Tasks to carry out.
A – List every organization and journal named in the article on fruit flies and food poisoning.
B – According to the article on fruit flies and food poisoning, which pathogen did the researchers add to the flies' food?

──────── Document excerpt ────────

When someone gets food poisoning, it might be a while before they want to eat the thing that made them sick again, and the same is true for fruit flies (Drosophila melanogaster). In a study published today (July 21) in Nature, researchers determined that after a bacterial infection in the gut, glial cells and neurons in the fly brain communicate in a way that tamps down olfaction and protects the animals from eating the pathogen again.
These authors “unraveled a mechanism that on the genetic, neuronal, and organismic level connects bacteria in the gut all the way to behavior,” says Ilona Grunwald Kadow, a neuroscientist at the Technical University of Munich who did not participate in the study. “It may be one of the fundamental ways that good or bad microorganisms in our gut impact our brains.”
Genentech’s Heinrich Jasper knew from previous work that aging flies experience a big uptick in inflammation. In the gut, for instance, there’s an accumulation of epithelial damage caused by bacterial dysbiosis—a perturbation of the commensal microbiota as it changes with age—that leads to the release of inflammatory cytokines and could be connected to neurodegeneration, he explains. A 2018 study from Grunwald Kadow’s group, showing, among other things, that fruit flies lose their sense of smell with age, seemed like a good system for Jasper’s group to use to test whether or not age-related inflammation in the intestine affects the brain. Plus, previous work had shown that the loss of smelling ability can be an early sign of neurodegeneration in people.
Jasper and colleagues started by reproducing the published findings and confirmed that olfactory perception in the fly declines with age. Then, they asked whether perturbing inflammatory processes in the intestinal epithelium would be sufficient to induce that change in young flies.
In the young animals, this is a protective mechanism . . . that allows them to basically avoid the food that is laced with these bacteria.—Heinrich Jasper, Genetech
The researchers gave young flies a choice between regular food and food containing a nonlethal intestinal pathogen (Erwinia carotovora carotovora 15). The animals chose the bacteria-laced food, unless they’d been previously infected with the microbe, in which case they showed a strong preference for the normal food. They determined that after infection, the flies were less adept at detecting both attractive and aversive odors, indicating that the change in preference for the bacteria-laced food was due to a transient decrease in olfaction.
“We realized pretty quickly that this decline or this change in olfactory perception must also be an adaptive process in young animals, where intestinal inflammation occurs naturally after ingestion of enteropathogens,” Jasper says.

──────── Provided records ────────

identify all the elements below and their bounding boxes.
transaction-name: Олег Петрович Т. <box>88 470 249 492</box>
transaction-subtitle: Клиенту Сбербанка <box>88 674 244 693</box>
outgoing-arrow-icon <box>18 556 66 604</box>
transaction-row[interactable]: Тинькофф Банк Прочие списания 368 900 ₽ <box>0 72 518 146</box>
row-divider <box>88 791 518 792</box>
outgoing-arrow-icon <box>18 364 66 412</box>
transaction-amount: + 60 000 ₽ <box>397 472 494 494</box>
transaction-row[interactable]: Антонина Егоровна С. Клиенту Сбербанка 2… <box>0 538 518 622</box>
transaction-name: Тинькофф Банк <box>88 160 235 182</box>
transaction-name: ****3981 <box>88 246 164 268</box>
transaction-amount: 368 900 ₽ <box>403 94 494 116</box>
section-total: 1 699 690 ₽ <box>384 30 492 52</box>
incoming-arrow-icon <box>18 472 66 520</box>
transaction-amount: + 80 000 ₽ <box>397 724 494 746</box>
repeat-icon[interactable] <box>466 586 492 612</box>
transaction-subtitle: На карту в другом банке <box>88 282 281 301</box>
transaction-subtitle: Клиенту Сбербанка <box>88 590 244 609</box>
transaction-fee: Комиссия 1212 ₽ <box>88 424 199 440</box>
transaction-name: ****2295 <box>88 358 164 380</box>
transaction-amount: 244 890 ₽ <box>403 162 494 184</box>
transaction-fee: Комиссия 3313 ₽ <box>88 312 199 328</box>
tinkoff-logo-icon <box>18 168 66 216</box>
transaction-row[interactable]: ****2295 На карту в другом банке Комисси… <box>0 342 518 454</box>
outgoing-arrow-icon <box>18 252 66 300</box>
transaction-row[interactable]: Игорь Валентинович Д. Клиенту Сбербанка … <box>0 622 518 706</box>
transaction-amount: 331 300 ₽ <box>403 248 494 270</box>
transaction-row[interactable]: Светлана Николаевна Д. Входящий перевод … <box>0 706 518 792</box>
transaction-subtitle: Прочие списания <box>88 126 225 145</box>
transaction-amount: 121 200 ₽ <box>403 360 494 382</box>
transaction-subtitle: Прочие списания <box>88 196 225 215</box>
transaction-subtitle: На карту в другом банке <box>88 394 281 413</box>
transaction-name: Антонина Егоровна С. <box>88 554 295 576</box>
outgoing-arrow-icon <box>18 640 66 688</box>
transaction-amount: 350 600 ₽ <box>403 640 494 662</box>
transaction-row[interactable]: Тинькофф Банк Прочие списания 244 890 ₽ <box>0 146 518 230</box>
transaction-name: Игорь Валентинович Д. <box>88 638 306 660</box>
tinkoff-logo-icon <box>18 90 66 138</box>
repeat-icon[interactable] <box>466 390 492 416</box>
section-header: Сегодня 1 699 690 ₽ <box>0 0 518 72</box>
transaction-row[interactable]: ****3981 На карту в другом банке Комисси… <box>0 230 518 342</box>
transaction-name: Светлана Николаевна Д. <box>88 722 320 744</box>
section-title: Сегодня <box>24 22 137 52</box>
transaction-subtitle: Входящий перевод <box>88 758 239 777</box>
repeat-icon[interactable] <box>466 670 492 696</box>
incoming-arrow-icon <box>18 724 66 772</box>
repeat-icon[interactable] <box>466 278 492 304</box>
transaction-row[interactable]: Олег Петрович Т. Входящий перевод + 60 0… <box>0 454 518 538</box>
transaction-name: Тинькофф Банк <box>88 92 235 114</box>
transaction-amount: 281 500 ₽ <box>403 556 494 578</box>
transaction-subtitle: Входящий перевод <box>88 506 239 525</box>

────────

Responses for each task.
A –
- Nature
- Technical University of Munich
- Genentech

B – Erwinia carotovora carotovora 15, a nonlethal intestinal pathogen.